Aim of the task
Sift the listing for lines that hold the string "Brendan" and pull them out.

Excerpted records
-------

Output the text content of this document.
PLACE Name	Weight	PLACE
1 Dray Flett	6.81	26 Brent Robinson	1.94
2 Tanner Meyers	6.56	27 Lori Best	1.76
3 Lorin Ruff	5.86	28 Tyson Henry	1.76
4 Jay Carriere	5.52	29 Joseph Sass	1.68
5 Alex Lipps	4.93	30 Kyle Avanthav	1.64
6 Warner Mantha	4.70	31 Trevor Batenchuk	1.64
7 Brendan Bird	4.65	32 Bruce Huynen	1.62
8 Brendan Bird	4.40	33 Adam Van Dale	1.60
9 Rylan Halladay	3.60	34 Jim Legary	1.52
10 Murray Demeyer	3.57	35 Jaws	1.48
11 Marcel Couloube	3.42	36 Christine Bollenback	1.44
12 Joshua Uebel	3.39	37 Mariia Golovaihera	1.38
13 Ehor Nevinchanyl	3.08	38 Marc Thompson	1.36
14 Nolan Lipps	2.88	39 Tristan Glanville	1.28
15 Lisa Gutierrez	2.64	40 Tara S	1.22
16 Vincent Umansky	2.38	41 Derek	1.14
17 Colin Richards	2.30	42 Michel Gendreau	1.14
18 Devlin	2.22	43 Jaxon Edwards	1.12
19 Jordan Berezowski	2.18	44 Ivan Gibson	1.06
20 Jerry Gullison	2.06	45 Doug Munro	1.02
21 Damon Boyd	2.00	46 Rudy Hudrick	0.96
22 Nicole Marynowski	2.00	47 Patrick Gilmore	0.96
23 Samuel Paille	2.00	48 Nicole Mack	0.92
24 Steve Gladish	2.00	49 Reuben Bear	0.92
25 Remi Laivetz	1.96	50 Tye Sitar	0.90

-------

Correct response
7 Brendan Bird	4.65	32 Bruce Huynen	1.62
8 Brendan Bird	4.40	33 Adam Van Dale	1.60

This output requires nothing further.